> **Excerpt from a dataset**
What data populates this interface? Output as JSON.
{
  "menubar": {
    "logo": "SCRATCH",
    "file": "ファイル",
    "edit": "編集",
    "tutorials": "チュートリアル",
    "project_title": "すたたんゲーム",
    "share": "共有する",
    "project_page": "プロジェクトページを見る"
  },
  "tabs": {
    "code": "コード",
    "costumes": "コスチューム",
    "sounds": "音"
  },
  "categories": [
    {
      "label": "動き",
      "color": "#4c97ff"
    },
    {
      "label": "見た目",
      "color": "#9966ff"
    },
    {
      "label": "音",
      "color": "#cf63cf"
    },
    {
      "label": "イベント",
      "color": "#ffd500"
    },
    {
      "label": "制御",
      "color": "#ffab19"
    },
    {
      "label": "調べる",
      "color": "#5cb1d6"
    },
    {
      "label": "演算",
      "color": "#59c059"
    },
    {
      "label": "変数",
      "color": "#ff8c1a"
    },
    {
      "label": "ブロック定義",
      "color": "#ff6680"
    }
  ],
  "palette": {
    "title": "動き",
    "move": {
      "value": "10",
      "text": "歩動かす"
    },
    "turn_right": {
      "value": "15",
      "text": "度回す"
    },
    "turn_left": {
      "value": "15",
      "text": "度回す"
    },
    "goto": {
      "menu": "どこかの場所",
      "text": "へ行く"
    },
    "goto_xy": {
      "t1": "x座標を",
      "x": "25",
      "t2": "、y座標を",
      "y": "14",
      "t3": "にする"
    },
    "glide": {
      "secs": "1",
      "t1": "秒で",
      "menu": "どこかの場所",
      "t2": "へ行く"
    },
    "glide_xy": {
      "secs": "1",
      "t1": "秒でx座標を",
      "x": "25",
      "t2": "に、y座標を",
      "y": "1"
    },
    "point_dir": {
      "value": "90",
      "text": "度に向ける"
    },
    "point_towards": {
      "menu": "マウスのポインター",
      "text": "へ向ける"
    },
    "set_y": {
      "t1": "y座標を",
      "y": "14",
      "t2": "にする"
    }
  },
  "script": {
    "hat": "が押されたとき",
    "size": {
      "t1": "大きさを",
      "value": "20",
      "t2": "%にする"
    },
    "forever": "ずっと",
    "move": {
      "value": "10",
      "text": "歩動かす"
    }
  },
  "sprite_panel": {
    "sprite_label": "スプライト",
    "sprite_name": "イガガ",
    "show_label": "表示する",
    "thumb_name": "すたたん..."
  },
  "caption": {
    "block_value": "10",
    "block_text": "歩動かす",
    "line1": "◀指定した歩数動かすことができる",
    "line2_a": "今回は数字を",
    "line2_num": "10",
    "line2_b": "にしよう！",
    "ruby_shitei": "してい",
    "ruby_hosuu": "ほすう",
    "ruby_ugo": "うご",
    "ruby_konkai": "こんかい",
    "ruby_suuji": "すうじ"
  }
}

> **Problem description**
Take the listing above and write it out again exactly.

> **Output of the task**
What data populates this interface? Output as JSON.
{
  "menubar": {
    "logo": "SCRATCH",
    "file": "ファイル",
    "edit": "編集",
    "tutorials": "チュートリアル",
    "project_title": "すたたんゲーム",
    "share": "共有する",
    "project_page": "プロジェクトページを見る"
  },
  "tabs": {
    "code": "コード",
    "costumes": "コスチューム",
    "sounds": "音"
  },
  "categories": [
    {
      "label": "動き",
      "color": "#4c97ff"
    },
    {
      "label": "見た目",
      "color": "#9966ff"
    },
    {
      "label": "音",
      "color": "#cf63cf"
    },
    {
      "label": "イベント",
      "color": "#ffd500"
    },
    {
      "label": "制御",
      "color": "#ffab19"
    },
    {
      "label": "調べる",
      "color": "#5cb1d6"
    },
    {
      "label": "演算",
      "color": "#59c059"
    },
    {
      "label": "変数",
      "color": "#ff8c1a"
    },
    {
      "label": "ブロック定義",
      "color": "#ff6680"
    }
  ],
  "palette": {
    "title": "動き",
    "move": {
      "value": "10",
      "text": "歩動かす"
    },
    "turn_right": {
      "value": "15",
      "text": "度回す"
    },
    "turn_left": {
      "value": "15",
      "text": "度回す"
    },
    "goto": {
      "menu": "どこかの場所",
      "text": "へ行く"
    },
    "goto_xy": {
      "t1": "x座標を",
      "x": "25",
      "t2": "、y座標を",
      "y": "14",
      "t3": "にする"
    },
    "glide": {
      "secs": "1",
      "t1": "秒で",
      "menu": "どこかの場所",
      "t2": "へ行く"
    },
    "glide_xy": {
      "secs": "1",
      "t1": "秒でx座標を",
      "x": "25",
      "t2": "に、y座標を",
      "y": "1"
    },
    "point_dir": {
      "value": "90",
      "text": "度に向ける"
    },
    "point_towards": {
      "menu": "マウスのポインター",
      "text": "へ向ける"
    },
    "set_y": {
      "t1": "y座標を",
      "y": "14",
      "t2": "にする"
    }
  },
  "script": {
    "hat": "が押されたとき",
    "size": {
      "t1": "大きさを",
      "value": "20",
      "t2": "%にする"
    },
    "forever": "ずっと",
    "move": {
      "value": "10",
      "text": "歩動かす"
    }
  },
  "sprite_panel": {
    "sprite_label": "スプライト",
    "sprite_name": "イガガ",
    "show_label": "表示する",
    "thumb_name": "すたたん..."
  },
  "caption": {
    "block_value": "10",
    "block_text": "歩動かす",
    "line1": "◀指定した歩数動かすことができる",
    "line2_a": "今回は数字を",
    "line2_num": "10",
    "line2_b": "にしよう！",
    "ruby_shitei": "してい",
    "ruby_hosuu": "ほすう",
    "ruby_ugo": "うご",
    "ruby_konkai": "こんかい",
    "ruby_suuji": "すうじ"
  }
}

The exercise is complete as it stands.